EXERCISE DETAILS: What is needed here is an exact copy of every record below.

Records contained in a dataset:
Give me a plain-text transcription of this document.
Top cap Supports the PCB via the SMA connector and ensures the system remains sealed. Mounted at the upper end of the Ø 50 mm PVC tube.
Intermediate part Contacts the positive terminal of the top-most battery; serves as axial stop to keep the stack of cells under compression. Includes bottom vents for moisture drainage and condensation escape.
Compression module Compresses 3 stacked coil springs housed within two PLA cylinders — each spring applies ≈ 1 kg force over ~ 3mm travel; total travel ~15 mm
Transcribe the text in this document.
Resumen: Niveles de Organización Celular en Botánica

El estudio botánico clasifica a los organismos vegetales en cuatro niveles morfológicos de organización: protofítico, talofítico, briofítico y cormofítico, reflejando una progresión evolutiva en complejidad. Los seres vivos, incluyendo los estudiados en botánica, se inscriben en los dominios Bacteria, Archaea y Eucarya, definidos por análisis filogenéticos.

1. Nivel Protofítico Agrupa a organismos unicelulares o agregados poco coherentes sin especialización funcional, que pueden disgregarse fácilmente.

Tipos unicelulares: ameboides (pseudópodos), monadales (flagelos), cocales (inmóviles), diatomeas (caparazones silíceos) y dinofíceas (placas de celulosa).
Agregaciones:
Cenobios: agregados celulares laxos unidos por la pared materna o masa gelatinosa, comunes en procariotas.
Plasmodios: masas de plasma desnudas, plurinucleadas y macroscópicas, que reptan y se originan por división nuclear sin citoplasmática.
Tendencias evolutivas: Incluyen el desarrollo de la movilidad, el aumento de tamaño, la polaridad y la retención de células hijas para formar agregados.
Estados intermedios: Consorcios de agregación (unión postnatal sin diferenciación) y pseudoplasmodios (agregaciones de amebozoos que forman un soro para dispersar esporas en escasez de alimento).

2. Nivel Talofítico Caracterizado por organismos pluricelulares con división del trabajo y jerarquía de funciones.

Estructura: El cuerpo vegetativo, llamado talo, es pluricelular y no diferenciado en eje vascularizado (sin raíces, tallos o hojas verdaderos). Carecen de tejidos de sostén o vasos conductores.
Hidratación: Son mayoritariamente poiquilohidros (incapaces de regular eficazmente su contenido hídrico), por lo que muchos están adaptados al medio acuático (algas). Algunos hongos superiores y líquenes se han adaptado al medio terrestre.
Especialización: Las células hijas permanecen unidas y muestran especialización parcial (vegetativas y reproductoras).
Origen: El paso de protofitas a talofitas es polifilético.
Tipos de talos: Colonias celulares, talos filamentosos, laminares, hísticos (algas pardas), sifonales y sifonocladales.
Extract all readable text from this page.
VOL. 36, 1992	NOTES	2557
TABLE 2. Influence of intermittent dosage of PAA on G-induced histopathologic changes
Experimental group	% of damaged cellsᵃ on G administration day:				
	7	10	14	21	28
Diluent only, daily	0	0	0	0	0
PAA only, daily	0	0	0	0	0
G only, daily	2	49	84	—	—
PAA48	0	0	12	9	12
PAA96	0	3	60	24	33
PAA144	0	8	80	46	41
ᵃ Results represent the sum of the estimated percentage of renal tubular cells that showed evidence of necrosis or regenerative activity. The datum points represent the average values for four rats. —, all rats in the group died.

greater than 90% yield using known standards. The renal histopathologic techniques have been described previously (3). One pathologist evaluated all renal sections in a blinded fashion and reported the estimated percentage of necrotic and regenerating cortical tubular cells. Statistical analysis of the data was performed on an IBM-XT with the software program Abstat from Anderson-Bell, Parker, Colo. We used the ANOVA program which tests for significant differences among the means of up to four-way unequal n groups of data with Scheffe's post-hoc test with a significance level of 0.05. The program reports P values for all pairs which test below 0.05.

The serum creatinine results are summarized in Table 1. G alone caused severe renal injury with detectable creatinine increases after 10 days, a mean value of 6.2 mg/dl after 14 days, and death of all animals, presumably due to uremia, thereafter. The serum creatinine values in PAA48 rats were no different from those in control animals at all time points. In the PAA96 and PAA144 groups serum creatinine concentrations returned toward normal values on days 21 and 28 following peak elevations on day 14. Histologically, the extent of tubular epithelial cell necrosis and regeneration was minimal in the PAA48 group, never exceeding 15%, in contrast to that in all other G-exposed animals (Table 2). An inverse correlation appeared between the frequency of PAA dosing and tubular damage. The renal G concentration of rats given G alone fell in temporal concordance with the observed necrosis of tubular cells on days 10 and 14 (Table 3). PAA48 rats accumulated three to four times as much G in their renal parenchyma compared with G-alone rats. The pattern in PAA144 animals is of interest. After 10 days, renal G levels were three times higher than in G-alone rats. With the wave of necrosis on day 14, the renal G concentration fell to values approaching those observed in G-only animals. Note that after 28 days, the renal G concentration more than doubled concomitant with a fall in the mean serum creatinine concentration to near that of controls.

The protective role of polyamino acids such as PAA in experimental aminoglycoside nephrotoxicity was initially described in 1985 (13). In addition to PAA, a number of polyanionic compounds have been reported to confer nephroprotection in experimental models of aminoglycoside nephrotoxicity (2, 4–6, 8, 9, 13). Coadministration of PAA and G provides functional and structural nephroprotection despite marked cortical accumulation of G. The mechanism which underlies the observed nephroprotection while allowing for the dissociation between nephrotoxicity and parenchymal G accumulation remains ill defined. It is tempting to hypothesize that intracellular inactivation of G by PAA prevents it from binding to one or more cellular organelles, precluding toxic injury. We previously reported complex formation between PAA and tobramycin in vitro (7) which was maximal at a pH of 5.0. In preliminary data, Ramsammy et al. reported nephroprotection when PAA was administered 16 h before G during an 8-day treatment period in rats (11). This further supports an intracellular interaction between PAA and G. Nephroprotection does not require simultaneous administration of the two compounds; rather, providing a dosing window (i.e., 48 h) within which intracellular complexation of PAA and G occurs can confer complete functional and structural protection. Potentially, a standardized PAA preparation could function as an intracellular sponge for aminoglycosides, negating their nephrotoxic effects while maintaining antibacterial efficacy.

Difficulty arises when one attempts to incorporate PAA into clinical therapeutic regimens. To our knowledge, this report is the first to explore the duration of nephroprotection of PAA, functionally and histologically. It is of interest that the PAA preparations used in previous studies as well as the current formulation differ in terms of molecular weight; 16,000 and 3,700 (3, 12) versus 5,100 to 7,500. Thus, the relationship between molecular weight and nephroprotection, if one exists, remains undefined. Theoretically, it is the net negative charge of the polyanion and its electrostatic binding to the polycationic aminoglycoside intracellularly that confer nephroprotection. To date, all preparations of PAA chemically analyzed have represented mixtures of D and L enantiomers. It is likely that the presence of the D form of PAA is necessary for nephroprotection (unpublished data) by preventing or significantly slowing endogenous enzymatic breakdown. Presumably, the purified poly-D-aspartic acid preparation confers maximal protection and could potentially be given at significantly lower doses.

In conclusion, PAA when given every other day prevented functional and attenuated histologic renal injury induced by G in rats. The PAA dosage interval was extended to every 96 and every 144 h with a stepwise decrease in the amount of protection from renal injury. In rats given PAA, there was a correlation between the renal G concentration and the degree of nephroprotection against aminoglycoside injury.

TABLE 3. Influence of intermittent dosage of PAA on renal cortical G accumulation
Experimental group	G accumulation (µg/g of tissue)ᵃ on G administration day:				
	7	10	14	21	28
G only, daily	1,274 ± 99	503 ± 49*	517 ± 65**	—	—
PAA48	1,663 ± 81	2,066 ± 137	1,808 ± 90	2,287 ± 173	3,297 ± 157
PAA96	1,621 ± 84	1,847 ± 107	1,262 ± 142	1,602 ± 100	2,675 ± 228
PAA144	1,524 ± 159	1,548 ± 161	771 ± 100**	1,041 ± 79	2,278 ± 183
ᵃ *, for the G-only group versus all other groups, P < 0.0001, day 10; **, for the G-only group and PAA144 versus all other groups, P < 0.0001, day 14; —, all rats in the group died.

EXPECTED ANSWER:
Give me a plain-text transcription of this document.
Top cap Supports the PCB via the SMA connector and ensures the system remains sealed. Mounted at the upper end of the Ø 50 mm PVC tube.
Intermediate part Contacts the positive terminal of the top-most battery; serves as axial stop to keep the stack of cells under compression. Includes bottom vents for moisture drainage and condensation escape.
Compression module Compresses 3 stacked coil springs housed within two PLA cylinders — each spring applies ≈ 1 kg force over ~ 3mm travel; total travel ~15 mm
Transcribe the text in this document.
Resumen: Niveles de Organización Celular en Botánica

El estudio botánico clasifica a los organismos vegetales en cuatro niveles morfológicos de organización: protofítico, talofítico, briofítico y cormofítico, reflejando una progresión evolutiva en complejidad. Los seres vivos, incluyendo los estudiados en botánica, se inscriben en los dominios Bacteria, Archaea y Eucarya, definidos por análisis filogenéticos.

1. Nivel Protofítico Agrupa a organismos unicelulares o agregados poco coherentes sin especialización funcional, que pueden disgregarse fácilmente.

Tipos unicelulares: ameboides (pseudópodos), monadales (flagelos), cocales (inmóviles), diatomeas (caparazones silíceos) y dinofíceas (placas de celulosa).
Agregaciones:
Cenobios: agregados celulares laxos unidos por la pared materna o masa gelatinosa, comunes en procariotas.
Plasmodios: masas de plasma desnudas, plurinucleadas y macroscópicas, que reptan y se originan por división nuclear sin citoplasmática.
Tendencias evolutivas: Incluyen el desarrollo de la movilidad, el aumento de tamaño, la polaridad y la retención de células hijas para formar agregados.
Estados intermedios: Consorcios de agregación (unión postnatal sin diferenciación) y pseudoplasmodios (agregaciones de amebozoos que forman un soro para dispersar esporas en escasez de alimento).

2. Nivel Talofítico Caracterizado por organismos pluricelulares con división del trabajo y jerarquía de funciones.

Estructura: El cuerpo vegetativo, llamado talo, es pluricelular y no diferenciado en eje vascularizado (sin raíces, tallos o hojas verdaderos). Carecen de tejidos de sostén o vasos conductores.
Hidratación: Son mayoritariamente poiquilohidros (incapaces de regular eficazmente su contenido hídrico), por lo que muchos están adaptados al medio acuático (algas). Algunos hongos superiores y líquenes se han adaptado al medio terrestre.
Especialización: Las células hijas permanecen unidas y muestran especialización parcial (vegetativas y reproductoras).
Origen: El paso de protofitas a talofitas es polifilético.
Tipos de talos: Colonias celulares, talos filamentosos, laminares, hísticos (algas pardas), sifonales y sifonocladales.
Extract all readable text from this page.
VOL. 36, 1992	NOTES	2557
TABLE 2. Influence of intermittent dosage of PAA on G-induced histopathologic changes
Experimental group	% of damaged cellsᵃ on G administration day:				
	7	10	14	21	28
Diluent only, daily	0	0	0	0	0
PAA only, daily	0	0	0	0	0
G only, daily	2	49	84	—	—
PAA48	0	0	12	9	12
PAA96	0	3	60	24	33
PAA144	0	8	80	46	41
ᵃ Results represent the sum of the estimated percentage of renal tubular cells that showed evidence of necrosis or regenerative activity. The datum points represent the average values for four rats. —, all rats in the group died.

greater than 90% yield using known standards. The renal histopathologic techniques have been described previously (3). One pathologist evaluated all renal sections in a blinded fashion and reported the estimated percentage of necrotic and regenerating cortical tubular cells. Statistical analysis of the data was performed on an IBM-XT with the software program Abstat from Anderson-Bell, Parker, Colo. We used the ANOVA program which tests for significant differences among the means of up to four-way unequal n groups of data with Scheffe's post-hoc test with a significance level of 0.05. The program reports P values for all pairs which test below 0.05.

The serum creatinine results are summarized in Table 1. G alone caused severe renal injury with detectable creatinine increases after 10 days, a mean value of 6.2 mg/dl after 14 days, and death of all animals, presumably due to uremia, thereafter. The serum creatinine values in PAA48 rats were no different from those in control animals at all time points. In the PAA96 and PAA144 groups serum creatinine concentrations returned toward normal values on days 21 and 28 following peak elevations on day 14. Histologically, the extent of tubular epithelial cell necrosis and regeneration was minimal in the PAA48 group, never exceeding 15%, in contrast to that in all other G-exposed animals (Table 2). An inverse correlation appeared between the frequency of PAA dosing and tubular damage. The renal G concentration of rats given G alone fell in temporal concordance with the observed necrosis of tubular cells on days 10 and 14 (Table 3). PAA48 rats accumulated three to four times as much G in their renal parenchyma compared with G-alone rats. The pattern in PAA144 animals is of interest. After 10 days, renal G levels were three times higher than in G-alone rats. With the wave of necrosis on day 14, the renal G concentration fell to values approaching those observed in G-only animals. Note that after 28 days, the renal G concentration more than doubled concomitant with a fall in the mean serum creatinine concentration to near that of controls.

The protective role of polyamino acids such as PAA in experimental aminoglycoside nephrotoxicity was initially described in 1985 (13). In addition to PAA, a number of polyanionic compounds have been reported to confer nephroprotection in experimental models of aminoglycoside nephrotoxicity (2, 4–6, 8, 9, 13). Coadministration of PAA and G provides functional and structural nephroprotection despite marked cortical accumulation of G. The mechanism which underlies the observed nephroprotection while allowing for the dissociation between nephrotoxicity and parenchymal G accumulation remains ill defined. It is tempting to hypothesize that intracellular inactivation of G by PAA prevents it from binding to one or more cellular organelles, precluding toxic injury. We previously reported complex formation between PAA and tobramycin in vitro (7) which was maximal at a pH of 5.0. In preliminary data, Ramsammy et al. reported nephroprotection when PAA was administered 16 h before G during an 8-day treatment period in rats (11). This further supports an intracellular interaction between PAA and G. Nephroprotection does not require simultaneous administration of the two compounds; rather, providing a dosing window (i.e., 48 h) within which intracellular complexation of PAA and G occurs can confer complete functional and structural protection. Potentially, a standardized PAA preparation could function as an intracellular sponge for aminoglycosides, negating their nephrotoxic effects while maintaining antibacterial efficacy.

Difficulty arises when one attempts to incorporate PAA into clinical therapeutic regimens. To our knowledge, this report is the first to explore the duration of nephroprotection of PAA, functionally and histologically. It is of interest that the PAA preparations used in previous studies as well as the current formulation differ in terms of molecular weight; 16,000 and 3,700 (3, 12) versus 5,100 to 7,500. Thus, the relationship between molecular weight and nephroprotection, if one exists, remains undefined. Theoretically, it is the net negative charge of the polyanion and its electrostatic binding to the polycationic aminoglycoside intracellularly that confer nephroprotection. To date, all preparations of PAA chemically analyzed have represented mixtures of D and L enantiomers. It is likely that the presence of the D form of PAA is necessary for nephroprotection (unpublished data) by preventing or significantly slowing endogenous enzymatic breakdown. Presumably, the purified poly-D-aspartic acid preparation confers maximal protection and could potentially be given at significantly lower doses.

In conclusion, PAA when given every other day prevented functional and attenuated histologic renal injury induced by G in rats. The PAA dosage interval was extended to every 96 and every 144 h with a stepwise decrease in the amount of protection from renal injury. In rats given PAA, there was a correlation between the renal G concentration and the degree of nephroprotection against aminoglycoside injury.

TABLE 3. Influence of intermittent dosage of PAA on renal cortical G accumulation
Experimental group	G accumulation (µg/g of tissue)ᵃ on G administration day:				
	7	10	14	21	28
G only, daily	1,274 ± 99	503 ± 49*	517 ± 65**	—	—
PAA48	1,663 ± 81	2,066 ± 137	1,808 ± 90	2,287 ± 173	3,297 ± 157
PAA96	1,621 ± 84	1,847 ± 107	1,262 ± 142	1,602 ± 100	2,675 ± 228
PAA144	1,524 ± 159	1,548 ± 161	771 ± 100**	1,041 ± 79	2,278 ± 183
ᵃ *, for the G-only group versus all other groups, P < 0.0001, day 10; **, for the G-only group and PAA144 versus all other groups, P < 0.0001, day 14; —, all rats in the group died.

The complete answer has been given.